Given request: Reproduce every entry in the listing without alteration.

Data entries:
-=-=-=-=-

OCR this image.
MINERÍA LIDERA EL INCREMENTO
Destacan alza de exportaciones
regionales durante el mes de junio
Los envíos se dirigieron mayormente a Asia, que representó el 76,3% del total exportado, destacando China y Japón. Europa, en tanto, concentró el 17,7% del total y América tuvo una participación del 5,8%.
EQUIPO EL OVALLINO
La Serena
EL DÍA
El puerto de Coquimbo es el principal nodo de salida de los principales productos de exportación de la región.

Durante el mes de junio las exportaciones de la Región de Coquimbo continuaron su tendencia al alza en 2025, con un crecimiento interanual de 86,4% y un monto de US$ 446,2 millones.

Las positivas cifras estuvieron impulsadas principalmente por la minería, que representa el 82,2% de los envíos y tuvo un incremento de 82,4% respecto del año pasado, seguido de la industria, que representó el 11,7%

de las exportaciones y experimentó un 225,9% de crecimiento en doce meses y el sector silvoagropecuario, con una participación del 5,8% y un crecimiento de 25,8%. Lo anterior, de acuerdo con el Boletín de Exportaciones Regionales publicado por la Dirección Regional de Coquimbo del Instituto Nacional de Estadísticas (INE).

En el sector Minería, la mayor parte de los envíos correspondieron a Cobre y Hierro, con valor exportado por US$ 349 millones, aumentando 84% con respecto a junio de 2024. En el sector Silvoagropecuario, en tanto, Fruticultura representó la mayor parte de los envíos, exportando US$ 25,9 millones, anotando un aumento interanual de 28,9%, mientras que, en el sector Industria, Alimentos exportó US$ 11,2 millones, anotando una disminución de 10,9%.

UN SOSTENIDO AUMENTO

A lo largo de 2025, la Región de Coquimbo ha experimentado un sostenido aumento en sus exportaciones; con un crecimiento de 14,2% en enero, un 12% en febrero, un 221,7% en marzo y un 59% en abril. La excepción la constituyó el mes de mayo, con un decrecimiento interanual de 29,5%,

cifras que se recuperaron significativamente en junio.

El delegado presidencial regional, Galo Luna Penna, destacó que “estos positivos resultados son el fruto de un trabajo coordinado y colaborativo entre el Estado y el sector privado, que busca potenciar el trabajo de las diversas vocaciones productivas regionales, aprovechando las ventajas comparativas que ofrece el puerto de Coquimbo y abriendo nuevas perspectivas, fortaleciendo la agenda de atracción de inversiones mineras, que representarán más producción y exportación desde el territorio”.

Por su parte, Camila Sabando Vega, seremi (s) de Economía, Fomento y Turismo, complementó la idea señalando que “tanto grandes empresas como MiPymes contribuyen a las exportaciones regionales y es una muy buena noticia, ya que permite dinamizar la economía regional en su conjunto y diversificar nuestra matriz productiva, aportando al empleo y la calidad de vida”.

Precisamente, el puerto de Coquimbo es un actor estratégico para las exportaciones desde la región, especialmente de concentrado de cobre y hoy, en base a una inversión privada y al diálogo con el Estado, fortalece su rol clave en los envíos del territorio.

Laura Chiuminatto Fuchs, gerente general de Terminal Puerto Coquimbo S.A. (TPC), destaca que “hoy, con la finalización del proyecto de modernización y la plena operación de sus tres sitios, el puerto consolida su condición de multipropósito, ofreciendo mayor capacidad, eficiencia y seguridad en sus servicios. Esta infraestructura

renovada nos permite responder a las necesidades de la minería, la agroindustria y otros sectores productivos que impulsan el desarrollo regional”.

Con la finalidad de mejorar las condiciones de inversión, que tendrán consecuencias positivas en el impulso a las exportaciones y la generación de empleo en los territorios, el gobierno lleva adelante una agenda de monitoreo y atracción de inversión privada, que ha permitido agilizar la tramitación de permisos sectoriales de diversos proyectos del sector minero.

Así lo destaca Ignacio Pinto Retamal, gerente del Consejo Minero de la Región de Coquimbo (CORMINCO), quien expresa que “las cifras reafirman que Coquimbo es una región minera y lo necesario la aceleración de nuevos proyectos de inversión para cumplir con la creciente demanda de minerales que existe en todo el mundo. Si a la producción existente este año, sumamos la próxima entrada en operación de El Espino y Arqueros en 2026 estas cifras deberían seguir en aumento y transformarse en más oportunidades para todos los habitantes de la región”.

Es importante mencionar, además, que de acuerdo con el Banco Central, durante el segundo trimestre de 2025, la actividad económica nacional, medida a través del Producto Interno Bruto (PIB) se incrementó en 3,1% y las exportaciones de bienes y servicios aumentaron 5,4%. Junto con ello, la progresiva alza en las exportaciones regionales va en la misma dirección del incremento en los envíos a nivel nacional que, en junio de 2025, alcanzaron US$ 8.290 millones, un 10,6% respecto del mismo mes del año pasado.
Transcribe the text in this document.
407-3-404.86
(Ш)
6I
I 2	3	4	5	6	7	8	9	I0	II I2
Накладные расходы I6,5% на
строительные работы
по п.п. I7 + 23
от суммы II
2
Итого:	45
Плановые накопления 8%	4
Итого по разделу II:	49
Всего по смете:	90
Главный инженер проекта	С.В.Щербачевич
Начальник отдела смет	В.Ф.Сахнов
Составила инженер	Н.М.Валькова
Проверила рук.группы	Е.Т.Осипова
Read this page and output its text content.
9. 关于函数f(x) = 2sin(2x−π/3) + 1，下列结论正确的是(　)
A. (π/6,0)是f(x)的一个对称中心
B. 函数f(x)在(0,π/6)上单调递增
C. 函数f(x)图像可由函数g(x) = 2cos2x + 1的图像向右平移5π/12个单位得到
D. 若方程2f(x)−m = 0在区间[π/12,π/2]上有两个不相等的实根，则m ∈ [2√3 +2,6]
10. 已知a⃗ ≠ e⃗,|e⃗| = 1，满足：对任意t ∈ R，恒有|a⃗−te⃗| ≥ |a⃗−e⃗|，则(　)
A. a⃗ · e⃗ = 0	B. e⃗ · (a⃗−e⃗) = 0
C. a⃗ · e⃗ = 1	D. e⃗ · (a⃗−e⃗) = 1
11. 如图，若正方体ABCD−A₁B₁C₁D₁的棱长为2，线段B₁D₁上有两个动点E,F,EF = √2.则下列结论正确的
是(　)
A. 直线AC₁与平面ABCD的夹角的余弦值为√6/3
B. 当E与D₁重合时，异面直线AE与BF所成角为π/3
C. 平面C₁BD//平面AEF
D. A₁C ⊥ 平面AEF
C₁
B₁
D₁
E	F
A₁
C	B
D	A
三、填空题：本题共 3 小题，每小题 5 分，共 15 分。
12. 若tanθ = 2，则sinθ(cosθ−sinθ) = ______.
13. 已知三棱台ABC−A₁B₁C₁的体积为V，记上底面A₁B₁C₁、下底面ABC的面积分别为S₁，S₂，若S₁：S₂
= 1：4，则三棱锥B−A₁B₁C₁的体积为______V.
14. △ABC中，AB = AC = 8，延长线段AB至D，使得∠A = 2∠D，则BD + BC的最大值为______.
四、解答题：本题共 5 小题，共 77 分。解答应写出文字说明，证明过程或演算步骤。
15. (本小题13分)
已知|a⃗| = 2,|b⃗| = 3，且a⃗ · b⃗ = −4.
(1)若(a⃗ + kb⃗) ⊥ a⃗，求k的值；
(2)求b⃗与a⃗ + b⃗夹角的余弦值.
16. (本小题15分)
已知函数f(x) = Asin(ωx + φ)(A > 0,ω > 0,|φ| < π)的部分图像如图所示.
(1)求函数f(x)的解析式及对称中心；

-=-=-=-=-

Solution to the problem:
OCR this image.
MINERÍA LIDERA EL INCREMENTO
Destacan alza de exportaciones
regionales durante el mes de junio
Los envíos se dirigieron mayormente a Asia, que representó el 76,3% del total exportado, destacando China y Japón. Europa, en tanto, concentró el 17,7% del total y América tuvo una participación del 5,8%.
EQUIPO EL OVALLINO
La Serena
EL DÍA
El puerto de Coquimbo es el principal nodo de salida de los principales productos de exportación de la región.

Durante el mes de junio las exportaciones de la Región de Coquimbo continuaron su tendencia al alza en 2025, con un crecimiento interanual de 86,4% y un monto de US$ 446,2 millones.

Las positivas cifras estuvieron impulsadas principalmente por la minería, que representa el 82,2% de los envíos y tuvo un incremento de 82,4% respecto del año pasado, seguido de la industria, que representó el 11,7%

de las exportaciones y experimentó un 225,9% de crecimiento en doce meses y el sector silvoagropecuario, con una participación del 5,8% y un crecimiento de 25,8%. Lo anterior, de acuerdo con el Boletín de Exportaciones Regionales publicado por la Dirección Regional de Coquimbo del Instituto Nacional de Estadísticas (INE).

En el sector Minería, la mayor parte de los envíos correspondieron a Cobre y Hierro, con valor exportado por US$ 349 millones, aumentando 84% con respecto a junio de 2024. En el sector Silvoagropecuario, en tanto, Fruticultura representó la mayor parte de los envíos, exportando US$ 25,9 millones, anotando un aumento interanual de 28,9%, mientras que, en el sector Industria, Alimentos exportó US$ 11,2 millones, anotando una disminución de 10,9%.

UN SOSTENIDO AUMENTO

A lo largo de 2025, la Región de Coquimbo ha experimentado un sostenido aumento en sus exportaciones; con un crecimiento de 14,2% en enero, un 12% en febrero, un 221,7% en marzo y un 59% en abril. La excepción la constituyó el mes de mayo, con un decrecimiento interanual de 29,5%,

cifras que se recuperaron significativamente en junio.

El delegado presidencial regional, Galo Luna Penna, destacó que “estos positivos resultados son el fruto de un trabajo coordinado y colaborativo entre el Estado y el sector privado, que busca potenciar el trabajo de las diversas vocaciones productivas regionales, aprovechando las ventajas comparativas que ofrece el puerto de Coquimbo y abriendo nuevas perspectivas, fortaleciendo la agenda de atracción de inversiones mineras, que representarán más producción y exportación desde el territorio”.

Por su parte, Camila Sabando Vega, seremi (s) de Economía, Fomento y Turismo, complementó la idea señalando que “tanto grandes empresas como MiPymes contribuyen a las exportaciones regionales y es una muy buena noticia, ya que permite dinamizar la economía regional en su conjunto y diversificar nuestra matriz productiva, aportando al empleo y la calidad de vida”.

Precisamente, el puerto de Coquimbo es un actor estratégico para las exportaciones desde la región, especialmente de concentrado de cobre y hoy, en base a una inversión privada y al diálogo con el Estado, fortalece su rol clave en los envíos del territorio.

Laura Chiuminatto Fuchs, gerente general de Terminal Puerto Coquimbo S.A. (TPC), destaca que “hoy, con la finalización del proyecto de modernización y la plena operación de sus tres sitios, el puerto consolida su condición de multipropósito, ofreciendo mayor capacidad, eficiencia y seguridad en sus servicios. Esta infraestructura

renovada nos permite responder a las necesidades de la minería, la agroindustria y otros sectores productivos que impulsan el desarrollo regional”.

Con la finalidad de mejorar las condiciones de inversión, que tendrán consecuencias positivas en el impulso a las exportaciones y la generación de empleo en los territorios, el gobierno lleva adelante una agenda de monitoreo y atracción de inversión privada, que ha permitido agilizar la tramitación de permisos sectoriales de diversos proyectos del sector minero.

Así lo destaca Ignacio Pinto Retamal, gerente del Consejo Minero de la Región de Coquimbo (CORMINCO), quien expresa que “las cifras reafirman que Coquimbo es una región minera y lo necesario la aceleración de nuevos proyectos de inversión para cumplir con la creciente demanda de minerales que existe en todo el mundo. Si a la producción existente este año, sumamos la próxima entrada en operación de El Espino y Arqueros en 2026 estas cifras deberían seguir en aumento y transformarse en más oportunidades para todos los habitantes de la región”.

Es importante mencionar, además, que de acuerdo con el Banco Central, durante el segundo trimestre de 2025, la actividad económica nacional, medida a través del Producto Interno Bruto (PIB) se incrementó en 3,1% y las exportaciones de bienes y servicios aumentaron 5,4%. Junto con ello, la progresiva alza en las exportaciones regionales va en la misma dirección del incremento en los envíos a nivel nacional que, en junio de 2025, alcanzaron US$ 8.290 millones, un 10,6% respecto del mismo mes del año pasado.
Transcribe the text in this document.
407-3-404.86
(Ш)
6I
I 2	3	4	5	6	7	8	9	I0	II I2
Накладные расходы I6,5% на
строительные работы
по п.п. I7 + 23
от суммы II
2
Итого:	45
Плановые накопления 8%	4
Итого по разделу II:	49
Всего по смете:	90
Главный инженер проекта	С.В.Щербачевич
Начальник отдела смет	В.Ф.Сахнов
Составила инженер	Н.М.Валькова
Проверила рук.группы	Е.Т.Осипова
Read this page and output its text content.
9. 关于函数f(x) = 2sin(2x−π/3) + 1，下列结论正确的是(　)
A. (π/6,0)是f(x)的一个对称中心
B. 函数f(x)在(0,π/6)上单调递增
C. 函数f(x)图像可由函数g(x) = 2cos2x + 1的图像向右平移5π/12个单位得到
D. 若方程2f(x)−m = 0在区间[π/12,π/2]上有两个不相等的实根，则m ∈ [2√3 +2,6]
10. 已知a⃗ ≠ e⃗,|e⃗| = 1，满足：对任意t ∈ R，恒有|a⃗−te⃗| ≥ |a⃗−e⃗|，则(　)
A. a⃗ · e⃗ = 0	B. e⃗ · (a⃗−e⃗) = 0
C. a⃗ · e⃗ = 1	D. e⃗ · (a⃗−e⃗) = 1
11. 如图，若正方体ABCD−A₁B₁C₁D₁的棱长为2，线段B₁D₁上有两个动点E,F,EF = √2.则下列结论正确的
是(　)
A. 直线AC₁与平面ABCD的夹角的余弦值为√6/3
B. 当E与D₁重合时，异面直线AE与BF所成角为π/3
C. 平面C₁BD//平面AEF
D. A₁C ⊥ 平面AEF
C₁
B₁
D₁
E	F
A₁
C	B
D	A
三、填空题：本题共 3 小题，每小题 5 分，共 15 分。
12. 若tanθ = 2，则sinθ(cosθ−sinθ) = ______.
13. 已知三棱台ABC−A₁B₁C₁的体积为V，记上底面A₁B₁C₁、下底面ABC的面积分别为S₁，S₂，若S₁：S₂
= 1：4，则三棱锥B−A₁B₁C₁的体积为______V.
14. △ABC中，AB = AC = 8，延长线段AB至D，使得∠A = 2∠D，则BD + BC的最大值为______.
四、解答题：本题共 5 小题，共 77 分。解答应写出文字说明，证明过程或演算步骤。
15. (本小题13分)
已知|a⃗| = 2,|b⃗| = 3，且a⃗ · b⃗ = −4.
(1)若(a⃗ + kb⃗) ⊥ a⃗，求k的值；
(2)求b⃗与a⃗ + b⃗夹角的余弦值.
16. (本小题15分)
已知函数f(x) = Asin(ωx + φ)(A > 0,ω > 0,|φ| < π)的部分图像如图所示.
(1)求函数f(x)的解析式及对称中心；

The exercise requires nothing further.